QUESTIONS À TRAITER =>
(A) Selon Andreas Gross dans le texte, de quelle accumulation découle le rejet du 16 mai ? Énumérez chacun de ses éléments.
(B) D'après le texte, quel parti avait appelé à rejeter le programme «Jura, Pays ouvert» ?
(C) Recopiez le passage du texte en commençant par "Andreas Gross observe" et en allant jusqu'à "Parti socialiste jurassien.".

TEXTE =>
============
Andreas Gross observe attentivement la politique jurassienne, «même si je ne paie pas encore mes impôts à Saint-Ursanne», lâche-t-il dans un éclat de rire. «Je pensais qu'il fallait soutenir le gouvernement dans sa volonté de relancer le canton, redonner de l'espoir et du courage aux Jurassiens», dit-il lorsqu'on aborde le rejet populaire, le 16 mai, du programme «Jura, Pays ouvert». Il avait même convaincu sa compagne de voter «oui», malgré l'appel au rejet du Parti socialiste jurassien.

«Le refus est dommageable, mais ce n'est pas un échec qui coupe les bras du canton, comme le dit Jean-François Roth. Les Suisses votent parfois non, pas parce qu'ils sont contre, mais parce qu'ils ne sont pas encore pour. Il faut alors revenir avec un autre projet ajusté.» Andreas Gross pense qu'il peut en aller ainsi de «Pays ouvert».

Surtout que le rejet du 16 mai «découle d'une accumulation de mécontentements, de craintes et d'insécurités existentielles. Si vous vous sentez mal à l'aise, c'est difficile de s'ouvrir et de faire un pari sur l'avenir. Le résultat de la votation jurassienne est le reflet d'une situation temporelle. A un autre moment, par un autre biais, l'idée de relance aurait passé.»

Andreas Gross estime que, dans un premier temps, «il faut faire le deuil du projet». Puis «le relancer en l'extirpant de la cloche politicienne». Et l'intellectuel de proposer - «sans jouer au gonflé», tient-il à préciser - de profiter des 25 ans du canton pour organiser une vaste table ronde, associant les composantes citoyennes et associatives du canton. «Rapprocher l'Etat du citoyen doit aussi être un objectif du Jura. La démocratie directe y est faible; influencés par les voisins français, les Jurassiens sont trop habitués à déléguer la politique aux élus, alors qu'il serait préférable que chacun agisse.»
============
DONNÉES FOURNIES =>
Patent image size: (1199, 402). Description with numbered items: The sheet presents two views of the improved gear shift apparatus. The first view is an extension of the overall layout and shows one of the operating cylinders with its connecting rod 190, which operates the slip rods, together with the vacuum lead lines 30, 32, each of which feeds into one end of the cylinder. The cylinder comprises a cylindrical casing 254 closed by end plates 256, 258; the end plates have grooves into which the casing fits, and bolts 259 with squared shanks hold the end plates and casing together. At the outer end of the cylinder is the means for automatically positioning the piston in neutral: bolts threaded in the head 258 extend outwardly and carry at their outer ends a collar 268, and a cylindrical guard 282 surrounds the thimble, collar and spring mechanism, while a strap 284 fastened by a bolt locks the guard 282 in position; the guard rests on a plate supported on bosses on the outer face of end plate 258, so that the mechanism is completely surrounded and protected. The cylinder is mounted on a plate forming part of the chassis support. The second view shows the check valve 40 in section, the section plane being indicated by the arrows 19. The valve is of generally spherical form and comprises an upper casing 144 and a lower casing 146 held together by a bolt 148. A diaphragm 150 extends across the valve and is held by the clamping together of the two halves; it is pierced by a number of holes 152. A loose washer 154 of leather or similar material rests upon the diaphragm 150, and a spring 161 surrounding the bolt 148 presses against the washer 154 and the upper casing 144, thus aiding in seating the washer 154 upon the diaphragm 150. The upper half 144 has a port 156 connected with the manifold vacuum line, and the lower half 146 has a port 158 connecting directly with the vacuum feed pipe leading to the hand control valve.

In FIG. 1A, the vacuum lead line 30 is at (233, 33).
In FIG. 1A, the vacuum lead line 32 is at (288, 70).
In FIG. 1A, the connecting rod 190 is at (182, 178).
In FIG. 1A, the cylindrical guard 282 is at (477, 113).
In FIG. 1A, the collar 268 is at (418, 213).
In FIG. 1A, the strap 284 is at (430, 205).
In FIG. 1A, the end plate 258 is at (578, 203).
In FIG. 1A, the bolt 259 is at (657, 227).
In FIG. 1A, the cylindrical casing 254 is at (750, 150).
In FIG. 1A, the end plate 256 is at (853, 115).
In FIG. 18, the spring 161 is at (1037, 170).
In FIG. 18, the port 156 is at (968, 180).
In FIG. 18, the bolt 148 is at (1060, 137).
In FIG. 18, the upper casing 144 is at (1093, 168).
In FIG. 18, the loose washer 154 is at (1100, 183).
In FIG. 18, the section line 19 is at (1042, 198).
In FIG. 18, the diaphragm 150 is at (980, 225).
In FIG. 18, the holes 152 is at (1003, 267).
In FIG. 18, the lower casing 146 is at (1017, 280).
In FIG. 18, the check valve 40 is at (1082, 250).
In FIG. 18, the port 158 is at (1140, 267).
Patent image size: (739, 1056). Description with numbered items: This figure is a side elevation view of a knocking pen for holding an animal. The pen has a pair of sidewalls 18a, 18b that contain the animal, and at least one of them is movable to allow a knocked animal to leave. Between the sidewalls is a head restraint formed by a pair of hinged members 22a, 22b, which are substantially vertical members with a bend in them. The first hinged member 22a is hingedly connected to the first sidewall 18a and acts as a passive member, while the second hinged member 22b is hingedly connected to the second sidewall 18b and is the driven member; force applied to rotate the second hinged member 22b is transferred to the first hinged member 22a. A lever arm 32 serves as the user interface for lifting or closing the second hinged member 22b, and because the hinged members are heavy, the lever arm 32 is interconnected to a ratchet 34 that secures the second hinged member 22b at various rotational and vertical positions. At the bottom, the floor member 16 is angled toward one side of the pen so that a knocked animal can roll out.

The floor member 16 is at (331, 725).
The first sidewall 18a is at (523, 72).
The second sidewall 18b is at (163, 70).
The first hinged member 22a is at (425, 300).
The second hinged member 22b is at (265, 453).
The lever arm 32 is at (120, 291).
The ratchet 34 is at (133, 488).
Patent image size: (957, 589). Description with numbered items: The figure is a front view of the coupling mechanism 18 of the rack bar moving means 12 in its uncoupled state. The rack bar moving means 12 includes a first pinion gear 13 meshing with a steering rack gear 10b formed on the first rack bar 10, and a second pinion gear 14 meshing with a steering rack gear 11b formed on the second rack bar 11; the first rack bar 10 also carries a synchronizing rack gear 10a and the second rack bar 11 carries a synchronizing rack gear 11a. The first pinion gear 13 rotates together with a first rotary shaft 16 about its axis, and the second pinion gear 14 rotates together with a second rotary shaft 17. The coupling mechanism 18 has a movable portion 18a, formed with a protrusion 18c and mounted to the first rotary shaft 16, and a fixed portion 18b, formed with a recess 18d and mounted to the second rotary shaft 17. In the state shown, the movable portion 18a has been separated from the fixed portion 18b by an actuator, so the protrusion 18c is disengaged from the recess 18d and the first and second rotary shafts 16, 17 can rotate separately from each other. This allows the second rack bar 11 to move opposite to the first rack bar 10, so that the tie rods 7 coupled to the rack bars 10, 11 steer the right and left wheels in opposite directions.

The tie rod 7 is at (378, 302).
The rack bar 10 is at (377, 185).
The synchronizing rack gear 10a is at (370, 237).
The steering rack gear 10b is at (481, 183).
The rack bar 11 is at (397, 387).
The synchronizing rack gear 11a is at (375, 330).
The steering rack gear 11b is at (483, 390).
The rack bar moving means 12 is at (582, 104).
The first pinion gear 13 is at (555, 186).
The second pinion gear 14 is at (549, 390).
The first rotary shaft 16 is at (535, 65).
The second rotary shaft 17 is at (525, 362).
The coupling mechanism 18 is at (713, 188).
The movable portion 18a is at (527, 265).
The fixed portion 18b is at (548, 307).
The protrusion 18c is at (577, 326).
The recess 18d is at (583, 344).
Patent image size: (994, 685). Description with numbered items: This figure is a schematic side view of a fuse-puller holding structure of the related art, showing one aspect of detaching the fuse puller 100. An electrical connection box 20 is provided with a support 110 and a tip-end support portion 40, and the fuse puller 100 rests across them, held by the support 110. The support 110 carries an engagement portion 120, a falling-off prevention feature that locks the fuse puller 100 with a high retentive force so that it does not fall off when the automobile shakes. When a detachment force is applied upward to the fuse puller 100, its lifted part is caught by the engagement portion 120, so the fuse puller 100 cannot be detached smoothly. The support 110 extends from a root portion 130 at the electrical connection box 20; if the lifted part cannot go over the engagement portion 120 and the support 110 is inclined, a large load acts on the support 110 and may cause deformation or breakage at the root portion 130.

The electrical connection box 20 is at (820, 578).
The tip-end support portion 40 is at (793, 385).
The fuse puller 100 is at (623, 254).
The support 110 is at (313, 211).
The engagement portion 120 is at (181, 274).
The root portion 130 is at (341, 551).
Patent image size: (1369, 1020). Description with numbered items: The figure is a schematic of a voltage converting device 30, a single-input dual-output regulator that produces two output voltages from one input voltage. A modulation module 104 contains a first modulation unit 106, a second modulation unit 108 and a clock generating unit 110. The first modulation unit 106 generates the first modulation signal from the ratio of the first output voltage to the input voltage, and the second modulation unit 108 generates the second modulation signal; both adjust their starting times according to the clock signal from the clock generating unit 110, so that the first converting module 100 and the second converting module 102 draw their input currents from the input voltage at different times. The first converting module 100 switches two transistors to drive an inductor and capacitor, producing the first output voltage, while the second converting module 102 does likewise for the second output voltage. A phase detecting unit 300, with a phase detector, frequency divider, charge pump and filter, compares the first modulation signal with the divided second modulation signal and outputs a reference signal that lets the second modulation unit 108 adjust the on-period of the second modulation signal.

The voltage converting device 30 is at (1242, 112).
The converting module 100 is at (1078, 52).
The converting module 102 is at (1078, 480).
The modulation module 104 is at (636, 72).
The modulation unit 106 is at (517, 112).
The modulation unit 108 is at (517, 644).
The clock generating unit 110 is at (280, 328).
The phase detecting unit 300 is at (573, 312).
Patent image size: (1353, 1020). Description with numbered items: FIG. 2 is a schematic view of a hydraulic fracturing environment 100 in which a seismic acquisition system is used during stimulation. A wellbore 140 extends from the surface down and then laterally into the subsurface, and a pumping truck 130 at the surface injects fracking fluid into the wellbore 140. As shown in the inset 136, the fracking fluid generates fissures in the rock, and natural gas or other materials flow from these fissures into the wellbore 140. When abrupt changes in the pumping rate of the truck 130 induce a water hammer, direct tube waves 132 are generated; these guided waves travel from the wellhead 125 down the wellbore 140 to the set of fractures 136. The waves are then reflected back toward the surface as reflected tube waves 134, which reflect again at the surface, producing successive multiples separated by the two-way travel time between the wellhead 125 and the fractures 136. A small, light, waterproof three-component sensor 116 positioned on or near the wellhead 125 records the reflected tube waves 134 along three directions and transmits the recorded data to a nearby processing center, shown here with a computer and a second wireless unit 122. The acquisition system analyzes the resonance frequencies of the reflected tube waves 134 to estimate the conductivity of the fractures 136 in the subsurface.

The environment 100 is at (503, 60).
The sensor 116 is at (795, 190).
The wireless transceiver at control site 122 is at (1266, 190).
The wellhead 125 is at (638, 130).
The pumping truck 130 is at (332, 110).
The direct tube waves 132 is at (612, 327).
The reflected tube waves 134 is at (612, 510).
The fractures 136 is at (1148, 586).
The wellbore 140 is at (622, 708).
============
EXERCICES CORRIGÉS =>
(A)
- les mécontentements
- les craintes
- les insécurités existentielles

(B) Le Parti socialiste jurassien.

(C)
Andreas Gross observe attentivement la politique jurassienne, «même si je ne paie pas encore mes impôts à Saint-Ursanne», lâche-t-il dans un éclat de rire. «Je pensais qu'il fallait soutenir le gouvernement dans sa volonté de relancer le canton, redonner de l'espoir et du courage aux Jurassiens», dit-il lorsqu'on aborde le rejet populaire, le 16 mai, du programme «Jura, Pays ouvert». Il avait même convaincu sa compagne de voter «oui», malgré l'appel au rejet du Parti socialiste jurassien.